--- Provided text ---

Democracy, as defined by ancient Greece, and still true today, is a society in which citizens take turns in being rulers and the ruled. Rulers are those who win control of parliament in a fair election; the opposition, those who lose but want to win and rule next. There were times in history when criticism of the government -- the main role of the opposition -- was considered treason, punishable by prison or worse. This was the reality in the USSR, a one party dictatorship with no opposition. And death for some 30 million who dared!

Such pathological paranoia may explain the loathing and scorn which still clings to many politicians, who come from the Communist formation, against opposition to their “correct” way. Such people are clearly identifiable. They hurl invectives at those not inclined to support them -- be it coalitions or other political views. Fascist nationalists and emotional national crisis generators come to mind, as does the appalling animal name-calling hurled by Mr. Yanukhovych at the Orange protestors of the falsified presidential elections. These are yesterday’s people who do not understand the indispensable value of an opposition and the need for Ukraine to go forward in its political evolution.

What does the opposition do? It debates and criticizes; asks embarrassing questions and makes statements to the press about government’s questionable dealings. When the public good is at stake, it has the right and duty to oppose the government’s policies and actions. By doing so, it is convincing the electorate to give it power to govern in the next election because it, the opposition, can and will do a better job.

In democracies, the evolution from multi-part to a two-three party systems clarified the role of the opposition. It became the party whose elected members do not support the government and who offer themselves to the voters, not just as individual candidates, but as an organized and alternative government. This is exactly what Yulia Tymoshenko did when she declared that BYuT would not join the PR but sit in parliament as the opposition. If Ukraine is to continue its transformation into a modern state, it is imperative that it move in this direction. The OU’s decision to join the opposition is a good step forward. What might be some others? What is in Ukraine’s best interest?

Ukraine needs what every democracy needs -- a strong, forceful opposition, ideologically united to fight policy battles on important issues with the government on behalf of the citizens, and in so doing get itself ready for the next election. And victory.

To win the next election Ukraine’s opposition, like those throughout the world, needs a winning strategy. To begin, here are six key steps:

** Decide that it is an “Orange opposition” -- understanding that the greater the integration and movement towards a single party, the greater its chances of galvanizing the electorate’s support.

** Distance itself from losers -- former political lights that have disgraced themselves. The people do not forget.

** Seek models of how other oppositions do it -- the Poles, the Brits, the Americans. Use what fits. Learn quickly, elections are but a few years away.

** Establish a shadow cabinet using the best people for the job -- sharing positions among the various factions to strengthen cohesion. Reallocate portfolios periodically to broaden experience, reward talent and deal with inadequate performance. Develop winners.

** Provide solid debate on issues facing Ukraine -- energy and the Russia factor; foreign affairs; the despicable social inadequacies. The budget is an excellent time to query spending and financial accounting. Use the media as much as possible.

** Be fearless in criticizing the government in parliament, the media, in meetings with the electorate, but be fair. Remember, their turn to criticize will come when they are in the opposition.

Surprise Ukraine again by leading it to a new political reality.

Oksana Bashuk Hepburn, President U*CAN a consulting firm is writing a book about her experiences in Ukraine.

---

# Instructions
(a) Please copy the part of the essay on Ukraine's opposition from "Democracy, as defined" to "million who dared!" word for word.
(b) In the essay on Ukraine's opposition, what did Yulia Tymoshenko declare that BYuT would do?

--- Records provided ---

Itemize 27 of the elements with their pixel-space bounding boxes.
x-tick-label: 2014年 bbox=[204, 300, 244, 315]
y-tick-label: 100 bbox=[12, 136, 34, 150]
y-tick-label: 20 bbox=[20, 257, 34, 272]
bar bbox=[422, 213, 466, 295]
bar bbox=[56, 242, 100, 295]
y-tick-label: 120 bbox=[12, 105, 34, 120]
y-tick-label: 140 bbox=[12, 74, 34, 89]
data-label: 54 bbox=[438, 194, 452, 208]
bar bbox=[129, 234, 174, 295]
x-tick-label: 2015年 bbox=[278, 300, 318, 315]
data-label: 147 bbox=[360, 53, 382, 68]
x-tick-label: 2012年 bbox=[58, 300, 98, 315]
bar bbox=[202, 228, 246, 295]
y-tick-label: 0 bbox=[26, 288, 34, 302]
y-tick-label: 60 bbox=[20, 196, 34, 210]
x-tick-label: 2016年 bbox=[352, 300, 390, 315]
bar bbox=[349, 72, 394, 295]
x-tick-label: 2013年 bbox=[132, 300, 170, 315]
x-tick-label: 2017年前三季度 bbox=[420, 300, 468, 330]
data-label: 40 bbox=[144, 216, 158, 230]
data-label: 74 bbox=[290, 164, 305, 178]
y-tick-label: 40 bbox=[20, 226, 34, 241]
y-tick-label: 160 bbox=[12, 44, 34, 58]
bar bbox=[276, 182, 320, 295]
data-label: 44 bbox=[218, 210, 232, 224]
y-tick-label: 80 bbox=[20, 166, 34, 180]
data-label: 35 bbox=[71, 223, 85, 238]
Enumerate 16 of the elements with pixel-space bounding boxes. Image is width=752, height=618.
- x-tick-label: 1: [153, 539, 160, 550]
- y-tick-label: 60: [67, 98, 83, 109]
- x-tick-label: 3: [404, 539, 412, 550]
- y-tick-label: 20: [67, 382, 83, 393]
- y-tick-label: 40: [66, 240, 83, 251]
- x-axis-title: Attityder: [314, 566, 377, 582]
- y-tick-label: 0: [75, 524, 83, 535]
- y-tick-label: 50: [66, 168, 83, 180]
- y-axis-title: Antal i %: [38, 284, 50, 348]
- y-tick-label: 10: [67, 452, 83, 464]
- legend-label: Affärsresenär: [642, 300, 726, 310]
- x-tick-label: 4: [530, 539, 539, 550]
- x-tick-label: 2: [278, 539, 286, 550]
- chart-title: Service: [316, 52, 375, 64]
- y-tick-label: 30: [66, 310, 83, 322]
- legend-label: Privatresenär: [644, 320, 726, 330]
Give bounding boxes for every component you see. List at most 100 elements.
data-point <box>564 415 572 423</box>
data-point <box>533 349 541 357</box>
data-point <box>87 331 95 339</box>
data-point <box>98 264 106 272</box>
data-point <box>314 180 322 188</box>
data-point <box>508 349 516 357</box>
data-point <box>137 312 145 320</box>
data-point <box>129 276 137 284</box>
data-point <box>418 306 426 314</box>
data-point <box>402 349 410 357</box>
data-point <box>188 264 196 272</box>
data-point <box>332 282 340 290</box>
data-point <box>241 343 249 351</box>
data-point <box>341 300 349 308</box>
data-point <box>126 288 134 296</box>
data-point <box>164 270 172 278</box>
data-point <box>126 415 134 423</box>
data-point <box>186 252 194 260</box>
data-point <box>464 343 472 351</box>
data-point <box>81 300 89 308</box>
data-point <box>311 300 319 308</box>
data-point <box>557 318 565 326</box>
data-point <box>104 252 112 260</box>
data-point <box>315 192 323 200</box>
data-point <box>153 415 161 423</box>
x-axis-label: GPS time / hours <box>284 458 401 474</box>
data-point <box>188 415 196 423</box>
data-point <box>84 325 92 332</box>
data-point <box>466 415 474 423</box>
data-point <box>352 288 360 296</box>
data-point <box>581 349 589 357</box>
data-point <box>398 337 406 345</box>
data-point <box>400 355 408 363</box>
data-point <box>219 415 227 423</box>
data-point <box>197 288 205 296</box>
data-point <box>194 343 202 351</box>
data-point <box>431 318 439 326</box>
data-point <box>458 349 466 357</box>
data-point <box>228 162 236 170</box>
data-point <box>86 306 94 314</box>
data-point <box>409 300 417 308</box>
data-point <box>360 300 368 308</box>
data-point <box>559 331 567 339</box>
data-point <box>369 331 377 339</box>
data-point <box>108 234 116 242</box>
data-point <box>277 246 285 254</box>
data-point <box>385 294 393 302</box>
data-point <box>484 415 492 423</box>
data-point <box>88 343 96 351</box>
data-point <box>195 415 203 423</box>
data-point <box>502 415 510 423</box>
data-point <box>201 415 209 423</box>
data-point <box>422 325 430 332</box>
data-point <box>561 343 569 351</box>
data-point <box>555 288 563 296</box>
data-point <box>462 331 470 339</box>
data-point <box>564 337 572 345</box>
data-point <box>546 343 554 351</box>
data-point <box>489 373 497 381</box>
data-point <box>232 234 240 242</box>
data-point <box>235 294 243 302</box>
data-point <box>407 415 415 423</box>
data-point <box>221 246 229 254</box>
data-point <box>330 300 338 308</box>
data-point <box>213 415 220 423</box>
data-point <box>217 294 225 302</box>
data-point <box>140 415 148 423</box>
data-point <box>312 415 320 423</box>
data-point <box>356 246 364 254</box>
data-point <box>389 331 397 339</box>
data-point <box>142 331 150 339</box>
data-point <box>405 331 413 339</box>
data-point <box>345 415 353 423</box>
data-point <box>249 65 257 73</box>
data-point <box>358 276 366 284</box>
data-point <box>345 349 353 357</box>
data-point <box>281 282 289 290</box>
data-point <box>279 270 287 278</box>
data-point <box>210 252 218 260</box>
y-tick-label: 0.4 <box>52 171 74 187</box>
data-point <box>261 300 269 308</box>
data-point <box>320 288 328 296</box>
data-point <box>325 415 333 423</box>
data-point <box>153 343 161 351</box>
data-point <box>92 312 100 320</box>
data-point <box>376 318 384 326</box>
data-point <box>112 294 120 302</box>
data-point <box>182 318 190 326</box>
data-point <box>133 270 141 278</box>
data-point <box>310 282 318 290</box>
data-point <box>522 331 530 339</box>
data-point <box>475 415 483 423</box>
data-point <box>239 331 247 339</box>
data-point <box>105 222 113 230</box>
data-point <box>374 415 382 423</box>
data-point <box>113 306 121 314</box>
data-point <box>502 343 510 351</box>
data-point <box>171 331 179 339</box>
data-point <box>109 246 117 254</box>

---

# Solutions for each task
(a)
Democracy, as defined by ancient Greece, and still true today, is a society in which citizens take turns in being rulers and the ruled. Rulers are those who win control of parliament in a fair election; the opposition, those who lose but want to win and rule next. There were times in history when criticism of the government -- the main role of the opposition -- was considered treason, punishable by prison or worse. This was the reality in the USSR, a one party dictatorship with no opposition. And death for some 30 million who dared!

(b) BYuT would not join the PR but would sit in parliament as the opposition.